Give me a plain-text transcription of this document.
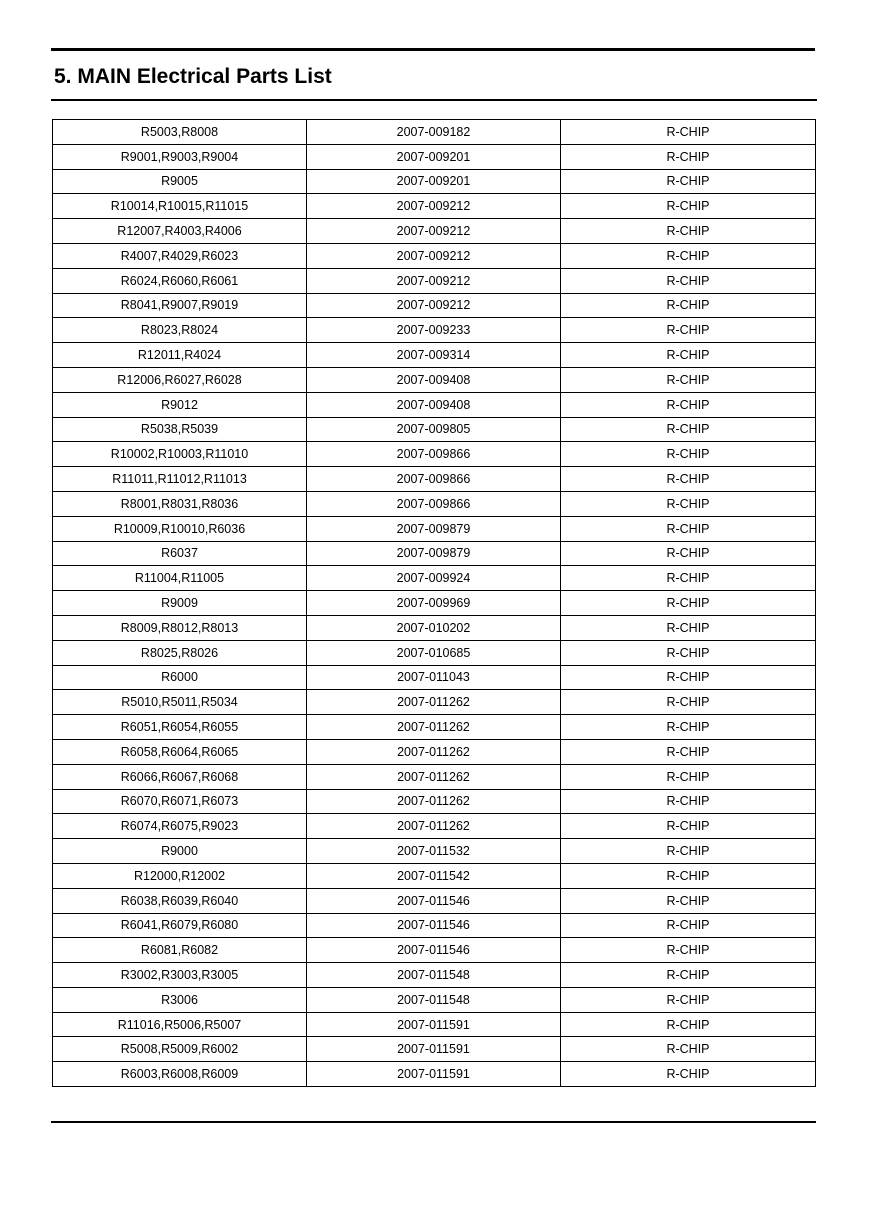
5. MAIN Electrical Parts List
R5003,R8008	2007-009182	R-CHIP
R9001,R9003,R9004	2007-009201	R-CHIP
R9005	2007-009201	R-CHIP
R10014,R10015,R11015	2007-009212	R-CHIP
R12007,R4003,R4006	2007-009212	R-CHIP
R4007,R4029,R6023	2007-009212	R-CHIP
R6024,R6060,R6061	2007-009212	R-CHIP
R8041,R9007,R9019	2007-009212	R-CHIP
R8023,R8024	2007-009233	R-CHIP
R12011,R4024	2007-009314	R-CHIP
R12006,R6027,R6028	2007-009408	R-CHIP
R9012	2007-009408	R-CHIP
R5038,R5039	2007-009805	R-CHIP
R10002,R10003,R11010	2007-009866	R-CHIP
R11011,R11012,R11013	2007-009866	R-CHIP
R8001,R8031,R8036	2007-009866	R-CHIP
R10009,R10010,R6036	2007-009879	R-CHIP
R6037	2007-009879	R-CHIP
R11004,R11005	2007-009924	R-CHIP
R9009	2007-009969	R-CHIP
R8009,R8012,R8013	2007-010202	R-CHIP
R8025,R8026	2007-010685	R-CHIP
R6000	2007-011043	R-CHIP
R5010,R5011,R5034	2007-011262	R-CHIP
R6051,R6054,R6055	2007-011262	R-CHIP
R6058,R6064,R6065	2007-011262	R-CHIP
R6066,R6067,R6068	2007-011262	R-CHIP
R6070,R6071,R6073	2007-011262	R-CHIP
R6074,R6075,R9023	2007-011262	R-CHIP
R9000	2007-011532	R-CHIP
R12000,R12002	2007-011542	R-CHIP
R6038,R6039,R6040	2007-011546	R-CHIP
R6041,R6079,R6080	2007-011546	R-CHIP
R6081,R6082	2007-011546	R-CHIP
R3002,R3003,R3005	2007-011548	R-CHIP
R3006	2007-011548	R-CHIP
R11016,R5006,R5007	2007-011591	R-CHIP
R5008,R5009,R6002	2007-011591	R-CHIP
R6003,R6008,R6009	2007-011591	R-CHIP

• WHAT IS ASKED:
Repeat the listing in full and exactly. Do not include any images.

• COMPLETE ANSWER:
Give me a plain-text transcription of this document.
5. MAIN Electrical Parts List
R5003,R8008	2007-009182	R-CHIP
R9001,R9003,R9004	2007-009201	R-CHIP
R9005	2007-009201	R-CHIP
R10014,R10015,R11015	2007-009212	R-CHIP
R12007,R4003,R4006	2007-009212	R-CHIP
R4007,R4029,R6023	2007-009212	R-CHIP
R6024,R6060,R6061	2007-009212	R-CHIP
R8041,R9007,R9019	2007-009212	R-CHIP
R8023,R8024	2007-009233	R-CHIP
R12011,R4024	2007-009314	R-CHIP
R12006,R6027,R6028	2007-009408	R-CHIP
R9012	2007-009408	R-CHIP
R5038,R5039	2007-009805	R-CHIP
R10002,R10003,R11010	2007-009866	R-CHIP
R11011,R11012,R11013	2007-009866	R-CHIP
R8001,R8031,R8036	2007-009866	R-CHIP
R10009,R10010,R6036	2007-009879	R-CHIP
R6037	2007-009879	R-CHIP
R11004,R11005	2007-009924	R-CHIP
R9009	2007-009969	R-CHIP
R8009,R8012,R8013	2007-010202	R-CHIP
R8025,R8026	2007-010685	R-CHIP
R6000	2007-011043	R-CHIP
R5010,R5011,R5034	2007-011262	R-CHIP
R6051,R6054,R6055	2007-011262	R-CHIP
R6058,R6064,R6065	2007-011262	R-CHIP
R6066,R6067,R6068	2007-011262	R-CHIP
R6070,R6071,R6073	2007-011262	R-CHIP
R6074,R6075,R9023	2007-011262	R-CHIP
R9000	2007-011532	R-CHIP
R12000,R12002	2007-011542	R-CHIP
R6038,R6039,R6040	2007-011546	R-CHIP
R6041,R6079,R6080	2007-011546	R-CHIP
R6081,R6082	2007-011546	R-CHIP
R3002,R3003,R3005	2007-011548	R-CHIP
R3006	2007-011548	R-CHIP
R11016,R5006,R5007	2007-011591	R-CHIP
R5008,R5009,R6002	2007-011591	R-CHIP
R6003,R6008,R6009	2007-011591	R-CHIP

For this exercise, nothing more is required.